[START]

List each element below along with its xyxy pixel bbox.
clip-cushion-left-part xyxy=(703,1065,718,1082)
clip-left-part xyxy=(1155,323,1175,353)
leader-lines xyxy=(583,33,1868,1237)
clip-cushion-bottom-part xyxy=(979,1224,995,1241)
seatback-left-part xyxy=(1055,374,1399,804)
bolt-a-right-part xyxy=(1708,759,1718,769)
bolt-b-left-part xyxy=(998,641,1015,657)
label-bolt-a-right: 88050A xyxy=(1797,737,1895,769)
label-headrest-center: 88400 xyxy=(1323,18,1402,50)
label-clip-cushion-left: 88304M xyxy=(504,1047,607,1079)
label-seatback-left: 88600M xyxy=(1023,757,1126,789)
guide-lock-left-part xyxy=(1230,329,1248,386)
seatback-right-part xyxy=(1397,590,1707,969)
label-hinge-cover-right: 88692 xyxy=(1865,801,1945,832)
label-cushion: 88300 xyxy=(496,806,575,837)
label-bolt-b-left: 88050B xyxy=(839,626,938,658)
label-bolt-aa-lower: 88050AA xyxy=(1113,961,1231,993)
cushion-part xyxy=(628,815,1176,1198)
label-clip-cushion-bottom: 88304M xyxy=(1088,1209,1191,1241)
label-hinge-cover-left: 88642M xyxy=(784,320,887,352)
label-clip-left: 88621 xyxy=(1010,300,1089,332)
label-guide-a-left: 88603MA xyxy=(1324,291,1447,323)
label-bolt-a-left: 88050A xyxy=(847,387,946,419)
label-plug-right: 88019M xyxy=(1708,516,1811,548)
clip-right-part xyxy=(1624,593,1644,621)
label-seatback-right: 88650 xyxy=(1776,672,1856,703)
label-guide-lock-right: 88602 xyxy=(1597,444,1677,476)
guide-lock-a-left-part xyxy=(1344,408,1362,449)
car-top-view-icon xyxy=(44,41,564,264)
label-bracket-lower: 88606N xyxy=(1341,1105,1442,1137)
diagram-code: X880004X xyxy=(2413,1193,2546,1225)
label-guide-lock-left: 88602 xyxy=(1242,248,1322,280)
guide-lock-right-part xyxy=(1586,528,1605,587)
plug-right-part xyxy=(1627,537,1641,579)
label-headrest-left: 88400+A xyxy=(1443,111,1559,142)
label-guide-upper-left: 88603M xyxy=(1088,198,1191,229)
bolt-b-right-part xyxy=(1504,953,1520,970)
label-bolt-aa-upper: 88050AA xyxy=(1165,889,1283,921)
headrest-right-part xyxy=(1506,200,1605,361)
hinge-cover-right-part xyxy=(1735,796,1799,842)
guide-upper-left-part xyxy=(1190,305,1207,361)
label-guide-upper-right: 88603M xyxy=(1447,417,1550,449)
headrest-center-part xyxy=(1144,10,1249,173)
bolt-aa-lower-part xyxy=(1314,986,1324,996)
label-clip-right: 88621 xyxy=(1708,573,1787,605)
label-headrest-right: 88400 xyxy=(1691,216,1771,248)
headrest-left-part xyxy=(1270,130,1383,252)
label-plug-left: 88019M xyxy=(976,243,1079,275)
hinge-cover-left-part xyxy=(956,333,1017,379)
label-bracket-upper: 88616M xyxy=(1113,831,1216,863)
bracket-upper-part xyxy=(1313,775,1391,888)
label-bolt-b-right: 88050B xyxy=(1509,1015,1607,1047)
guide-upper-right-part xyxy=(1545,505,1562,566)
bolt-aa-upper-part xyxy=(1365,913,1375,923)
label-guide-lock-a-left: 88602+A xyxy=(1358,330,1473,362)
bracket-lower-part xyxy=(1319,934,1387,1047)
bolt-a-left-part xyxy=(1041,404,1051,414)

[END]

Task description –
Copy out every line of the entries above word for word, without changing, adding, or dropping anything.

Correct response –
List each element below along with its xyxy pixel bbox.
clip-cushion-left-part xyxy=(703,1065,718,1082)
clip-left-part xyxy=(1155,323,1175,353)
leader-lines xyxy=(583,33,1868,1237)
clip-cushion-bottom-part xyxy=(979,1224,995,1241)
seatback-left-part xyxy=(1055,374,1399,804)
bolt-a-right-part xyxy=(1708,759,1718,769)
bolt-b-left-part xyxy=(998,641,1015,657)
label-bolt-a-right: 88050A xyxy=(1797,737,1895,769)
label-headrest-center: 88400 xyxy=(1323,18,1402,50)
label-clip-cushion-left: 88304M xyxy=(504,1047,607,1079)
label-seatback-left: 88600M xyxy=(1023,757,1126,789)
guide-lock-left-part xyxy=(1230,329,1248,386)
seatback-right-part xyxy=(1397,590,1707,969)
label-hinge-cover-right: 88692 xyxy=(1865,801,1945,832)
label-cushion: 88300 xyxy=(496,806,575,837)
label-bolt-b-left: 88050B xyxy=(839,626,938,658)
label-bolt-aa-lower: 88050AA xyxy=(1113,961,1231,993)
cushion-part xyxy=(628,815,1176,1198)
label-clip-cushion-bottom: 88304M xyxy=(1088,1209,1191,1241)
label-hinge-cover-left: 88642M xyxy=(784,320,887,352)
label-clip-left: 88621 xyxy=(1010,300,1089,332)
label-guide-a-left: 88603MA xyxy=(1324,291,1447,323)
label-bolt-a-left: 88050A xyxy=(847,387,946,419)
label-plug-right: 88019M xyxy=(1708,516,1811,548)
clip-right-part xyxy=(1624,593,1644,621)
label-seatback-right: 88650 xyxy=(1776,672,1856,703)
label-guide-lock-right: 88602 xyxy=(1597,444,1677,476)
guide-lock-a-left-part xyxy=(1344,408,1362,449)
car-top-view-icon xyxy=(44,41,564,264)
label-bracket-lower: 88606N xyxy=(1341,1105,1442,1137)
diagram-code: X880004X xyxy=(2413,1193,2546,1225)
label-guide-lock-left: 88602 xyxy=(1242,248,1322,280)
guide-lock-right-part xyxy=(1586,528,1605,587)
plug-right-part xyxy=(1627,537,1641,579)
label-headrest-left: 88400+A xyxy=(1443,111,1559,142)
label-guide-upper-left: 88603M xyxy=(1088,198,1191,229)
bolt-b-right-part xyxy=(1504,953,1520,970)
label-bolt-aa-upper: 88050AA xyxy=(1165,889,1283,921)
headrest-right-part xyxy=(1506,200,1605,361)
hinge-cover-right-part xyxy=(1735,796,1799,842)
guide-upper-left-part xyxy=(1190,305,1207,361)
label-guide-upper-right: 88603M xyxy=(1447,417,1550,449)
headrest-center-part xyxy=(1144,10,1249,173)
bolt-aa-lower-part xyxy=(1314,986,1324,996)
label-clip-right: 88621 xyxy=(1708,573,1787,605)
label-headrest-right: 88400 xyxy=(1691,216,1771,248)
headrest-left-part xyxy=(1270,130,1383,252)
label-plug-left: 88019M xyxy=(976,243,1079,275)
hinge-cover-left-part xyxy=(956,333,1017,379)
label-bracket-upper: 88616M xyxy=(1113,831,1216,863)
bracket-upper-part xyxy=(1313,775,1391,888)
label-bolt-b-right: 88050B xyxy=(1509,1015,1607,1047)
guide-upper-right-part xyxy=(1545,505,1562,566)
bolt-aa-upper-part xyxy=(1365,913,1375,923)
label-guide-lock-a-left: 88602+A xyxy=(1358,330,1473,362)
bracket-lower-part xyxy=(1319,934,1387,1047)
bolt-a-left-part xyxy=(1041,404,1051,414)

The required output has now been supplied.